Task requirements:
Write every entry out again exactly, please, and skip the pictures.

-- -- --

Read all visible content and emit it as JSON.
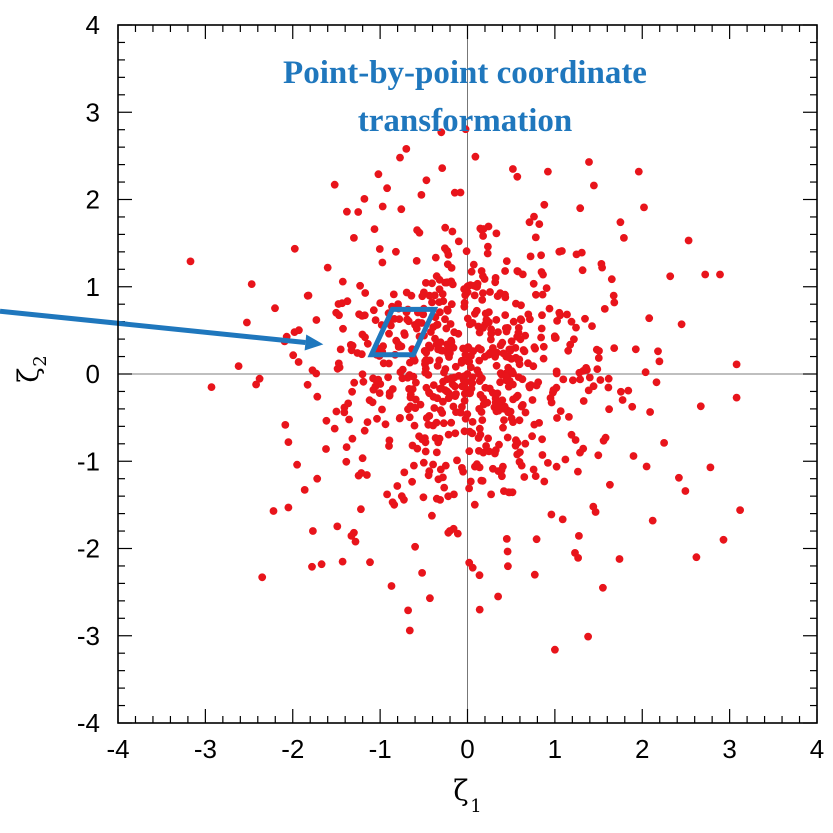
{
  "chart_data": {
    "type": "scatter",
    "xlabel": "ζ",
    "xlabel_sub": "1",
    "ylabel": "ζ",
    "ylabel_sub": "2",
    "xlim": [
      -4,
      4
    ],
    "ylim": [
      -4,
      4
    ],
    "x_ticks": [
      "-4",
      "-3",
      "-2",
      "-1",
      "0",
      "1",
      "2",
      "3",
      "4"
    ],
    "y_ticks": [
      "-4",
      "-3",
      "-2",
      "-1",
      "0",
      "1",
      "2",
      "3",
      "4"
    ],
    "grid": false,
    "zero_lines": true,
    "point_color": "#e8141b",
    "annotation": {
      "lines": [
        "Point-by-point coordinate",
        "transformation"
      ],
      "color": "#1f77bd"
    },
    "highlight_region": {
      "shape": "parallelogram",
      "color": "#1f77bd",
      "corners": [
        [
          -1.1,
          0.22
        ],
        [
          -0.62,
          0.22
        ],
        [
          -0.38,
          0.74
        ],
        [
          -0.86,
          0.74
        ]
      ]
    },
    "arrow": {
      "color": "#1f77bd",
      "from": [
        -5.4,
        0.72
      ],
      "to": [
        -1.65,
        0.34
      ]
    },
    "points": [
      [
        -3.17,
        1.29
      ],
      [
        -2.93,
        -0.15
      ],
      [
        -2.62,
        0.09
      ],
      [
        -2.47,
        1.03
      ],
      [
        -2.35,
        -2.33
      ],
      [
        -2.22,
        -1.57
      ],
      [
        -2.05,
        -1.53
      ],
      [
        -1.98,
        0.48
      ],
      [
        -1.78,
        -2.21
      ],
      [
        -1.72,
        -1.2
      ],
      [
        -1.67,
        -2.18
      ],
      [
        -1.62,
        -0.86
      ],
      [
        -1.52,
        2.17
      ],
      [
        -1.5,
        -0.43
      ],
      [
        -1.43,
        -2.15
      ],
      [
        -1.38,
        1.86
      ],
      [
        -1.3,
        1.56
      ],
      [
        -1.22,
        -1.55
      ],
      [
        -1.12,
        -0.3
      ],
      [
        -1.08,
        -0.05
      ],
      [
        -0.97,
        1.92
      ],
      [
        -0.92,
        -1.38
      ],
      [
        -0.87,
        -2.43
      ],
      [
        -0.82,
        1.4
      ],
      [
        -0.74,
        0.05
      ],
      [
        -0.7,
        2.58
      ],
      [
        -0.68,
        -2.71
      ],
      [
        -0.66,
        -2.94
      ],
      [
        -0.63,
        -0.82
      ],
      [
        -0.58,
        0.52
      ],
      [
        -0.55,
        1.62
      ],
      [
        -0.52,
        -2.28
      ],
      [
        -0.47,
        2.22
      ],
      [
        -0.43,
        -2.57
      ],
      [
        -0.38,
        -0.39
      ],
      [
        -0.32,
        1.08
      ],
      [
        -0.29,
        2.36
      ],
      [
        -0.22,
        -1.82
      ],
      [
        -0.18,
        0.8
      ],
      [
        -0.14,
        -0.68
      ],
      [
        -0.1,
        1.52
      ],
      [
        -0.08,
        2.08
      ],
      [
        -0.05,
        -1.12
      ],
      [
        0.02,
        0.14
      ],
      [
        0.06,
        -2.22
      ],
      [
        0.09,
        2.49
      ],
      [
        0.11,
        1.0
      ],
      [
        0.14,
        -2.7
      ],
      [
        0.18,
        -0.28
      ],
      [
        0.24,
        1.69
      ],
      [
        0.27,
        -1.38
      ],
      [
        0.33,
        0.62
      ],
      [
        0.36,
        -0.81
      ],
      [
        0.43,
        1.18
      ],
      [
        0.45,
        -1.89
      ],
      [
        0.52,
        -0.12
      ],
      [
        0.57,
        2.26
      ],
      [
        0.62,
        -1.05
      ],
      [
        0.66,
        0.44
      ],
      [
        0.71,
        1.74
      ],
      [
        0.77,
        -2.3
      ],
      [
        0.82,
        -0.56
      ],
      [
        0.86,
        0.91
      ],
      [
        0.92,
        2.32
      ],
      [
        0.96,
        -1.61
      ],
      [
        1.02,
        0.03
      ],
      [
        1.08,
        1.41
      ],
      [
        1.12,
        -0.98
      ],
      [
        1.19,
        0.6
      ],
      [
        1.23,
        -2.05
      ],
      [
        1.29,
        1.9
      ],
      [
        1.33,
        -0.31
      ],
      [
        1.38,
        -3.01
      ],
      [
        1.39,
        2.43
      ],
      [
        1.44,
        -1.52
      ],
      [
        1.48,
        0.28
      ],
      [
        1.54,
        1.22
      ],
      [
        1.58,
        -0.73
      ],
      [
        1.63,
        -1.27
      ],
      [
        1.68,
        0.82
      ],
      [
        1.74,
        -2.12
      ],
      [
        1.79,
        1.56
      ],
      [
        1.84,
        -0.19
      ],
      [
        1.9,
        -0.94
      ],
      [
        1.96,
        2.32
      ],
      [
        2.02,
        1.91
      ],
      [
        2.05,
        -1.06
      ],
      [
        2.08,
        0.64
      ],
      [
        2.12,
        -1.68
      ],
      [
        2.18,
        0.26
      ],
      [
        2.25,
        -0.79
      ],
      [
        2.32,
        1.12
      ],
      [
        2.42,
        -1.19
      ],
      [
        2.53,
        1.53
      ],
      [
        2.62,
        -2.1
      ],
      [
        2.67,
        -0.37
      ],
      [
        2.72,
        1.14
      ],
      [
        2.78,
        -1.07
      ],
      [
        2.89,
        1.14
      ],
      [
        2.93,
        -1.9
      ],
      [
        3.08,
        0.11
      ],
      [
        3.08,
        -0.27
      ],
      [
        3.12,
        -1.56
      ],
      [
        -1.02,
        2.29
      ],
      [
        0.52,
        2.35
      ],
      [
        1.0,
        -3.16
      ],
      [
        -1.95,
        -1.04
      ],
      [
        -2.42,
        -0.12
      ],
      [
        -1.82,
        0.9
      ],
      [
        -1.3,
        -1.82
      ],
      [
        -0.3,
        2.77
      ],
      [
        -0.92,
        2.13
      ],
      [
        1.55,
        -2.45
      ],
      [
        2.45,
        0.57
      ],
      [
        -2.05,
        -0.78
      ],
      [
        -1.6,
        1.22
      ],
      [
        0.35,
        -2.55
      ],
      [
        1.75,
        1.74
      ],
      [
        -0.6,
        -1.98
      ],
      [
        0.0,
        0.0
      ]
    ],
    "cloud_seed": 20240519,
    "cloud_count": 640,
    "cloud_sigma": 0.8
  }
}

-- -- --

Correct answer:
Read all visible content and emit it as JSON.
{
  "chart_data": {
    "type": "scatter",
    "xlabel": "ζ",
    "xlabel_sub": "1",
    "ylabel": "ζ",
    "ylabel_sub": "2",
    "xlim": [
      -4,
      4
    ],
    "ylim": [
      -4,
      4
    ],
    "x_ticks": [
      "-4",
      "-3",
      "-2",
      "-1",
      "0",
      "1",
      "2",
      "3",
      "4"
    ],
    "y_ticks": [
      "-4",
      "-3",
      "-2",
      "-1",
      "0",
      "1",
      "2",
      "3",
      "4"
    ],
    "grid": false,
    "zero_lines": true,
    "point_color": "#e8141b",
    "annotation": {
      "lines": [
        "Point-by-point coordinate",
        "transformation"
      ],
      "color": "#1f77bd"
    },
    "highlight_region": {
      "shape": "parallelogram",
      "color": "#1f77bd",
      "corners": [
        [
          -1.1,
          0.22
        ],
        [
          -0.62,
          0.22
        ],
        [
          -0.38,
          0.74
        ],
        [
          -0.86,
          0.74
        ]
      ]
    },
    "arrow": {
      "color": "#1f77bd",
      "from": [
        -5.4,
        0.72
      ],
      "to": [
        -1.65,
        0.34
      ]
    },
    "points": [
      [
        -3.17,
        1.29
      ],
      [
        -2.93,
        -0.15
      ],
      [
        -2.62,
        0.09
      ],
      [
        -2.47,
        1.03
      ],
      [
        -2.35,
        -2.33
      ],
      [
        -2.22,
        -1.57
      ],
      [
        -2.05,
        -1.53
      ],
      [
        -1.98,
        0.48
      ],
      [
        -1.78,
        -2.21
      ],
      [
        -1.72,
        -1.2
      ],
      [
        -1.67,
        -2.18
      ],
      [
        -1.62,
        -0.86
      ],
      [
        -1.52,
        2.17
      ],
      [
        -1.5,
        -0.43
      ],
      [
        -1.43,
        -2.15
      ],
      [
        -1.38,
        1.86
      ],
      [
        -1.3,
        1.56
      ],
      [
        -1.22,
        -1.55
      ],
      [
        -1.12,
        -0.3
      ],
      [
        -1.08,
        -0.05
      ],
      [
        -0.97,
        1.92
      ],
      [
        -0.92,
        -1.38
      ],
      [
        -0.87,
        -2.43
      ],
      [
        -0.82,
        1.4
      ],
      [
        -0.74,
        0.05
      ],
      [
        -0.7,
        2.58
      ],
      [
        -0.68,
        -2.71
      ],
      [
        -0.66,
        -2.94
      ],
      [
        -0.63,
        -0.82
      ],
      [
        -0.58,
        0.52
      ],
      [
        -0.55,
        1.62
      ],
      [
        -0.52,
        -2.28
      ],
      [
        -0.47,
        2.22
      ],
      [
        -0.43,
        -2.57
      ],
      [
        -0.38,
        -0.39
      ],
      [
        -0.32,
        1.08
      ],
      [
        -0.29,
        2.36
      ],
      [
        -0.22,
        -1.82
      ],
      [
        -0.18,
        0.8
      ],
      [
        -0.14,
        -0.68
      ],
      [
        -0.1,
        1.52
      ],
      [
        -0.08,
        2.08
      ],
      [
        -0.05,
        -1.12
      ],
      [
        0.02,
        0.14
      ],
      [
        0.06,
        -2.22
      ],
      [
        0.09,
        2.49
      ],
      [
        0.11,
        1.0
      ],
      [
        0.14,
        -2.7
      ],
      [
        0.18,
        -0.28
      ],
      [
        0.24,
        1.69
      ],
      [
        0.27,
        -1.38
      ],
      [
        0.33,
        0.62
      ],
      [
        0.36,
        -0.81
      ],
      [
        0.43,
        1.18
      ],
      [
        0.45,
        -1.89
      ],
      [
        0.52,
        -0.12
      ],
      [
        0.57,
        2.26
      ],
      [
        0.62,
        -1.05
      ],
      [
        0.66,
        0.44
      ],
      [
        0.71,
        1.74
      ],
      [
        0.77,
        -2.3
      ],
      [
        0.82,
        -0.56
      ],
      [
        0.86,
        0.91
      ],
      [
        0.92,
        2.32
      ],
      [
        0.96,
        -1.61
      ],
      [
        1.02,
        0.03
      ],
      [
        1.08,
        1.41
      ],
      [
        1.12,
        -0.98
      ],
      [
        1.19,
        0.6
      ],
      [
        1.23,
        -2.05
      ],
      [
        1.29,
        1.9
      ],
      [
        1.33,
        -0.31
      ],
      [
        1.38,
        -3.01
      ],
      [
        1.39,
        2.43
      ],
      [
        1.44,
        -1.52
      ],
      [
        1.48,
        0.28
      ],
      [
        1.54,
        1.22
      ],
      [
        1.58,
        -0.73
      ],
      [
        1.63,
        -1.27
      ],
      [
        1.68,
        0.82
      ],
      [
        1.74,
        -2.12
      ],
      [
        1.79,
        1.56
      ],
      [
        1.84,
        -0.19
      ],
      [
        1.9,
        -0.94
      ],
      [
        1.96,
        2.32
      ],
      [
        2.02,
        1.91
      ],
      [
        2.05,
        -1.06
      ],
      [
        2.08,
        0.64
      ],
      [
        2.12,
        -1.68
      ],
      [
        2.18,
        0.26
      ],
      [
        2.25,
        -0.79
      ],
      [
        2.32,
        1.12
      ],
      [
        2.42,
        -1.19
      ],
      [
        2.53,
        1.53
      ],
      [
        2.62,
        -2.1
      ],
      [
        2.67,
        -0.37
      ],
      [
        2.72,
        1.14
      ],
      [
        2.78,
        -1.07
      ],
      [
        2.89,
        1.14
      ],
      [
        2.93,
        -1.9
      ],
      [
        3.08,
        0.11
      ],
      [
        3.08,
        -0.27
      ],
      [
        3.12,
        -1.56
      ],
      [
        -1.02,
        2.29
      ],
      [
        0.52,
        2.35
      ],
      [
        1.0,
        -3.16
      ],
      [
        -1.95,
        -1.04
      ],
      [
        -2.42,
        -0.12
      ],
      [
        -1.82,
        0.9
      ],
      [
        -1.3,
        -1.82
      ],
      [
        -0.3,
        2.77
      ],
      [
        -0.92,
        2.13
      ],
      [
        1.55,
        -2.45
      ],
      [
        2.45,
        0.57
      ],
      [
        -2.05,
        -0.78
      ],
      [
        -1.6,
        1.22
      ],
      [
        0.35,
        -2.55
      ],
      [
        1.75,
        1.74
      ],
      [
        -0.6,
        -1.98
      ],
      [
        0.0,
        0.0
      ]
    ],
    "cloud_seed": 20240519,
    "cloud_count": 640,
    "cloud_sigma": 0.8
  }
}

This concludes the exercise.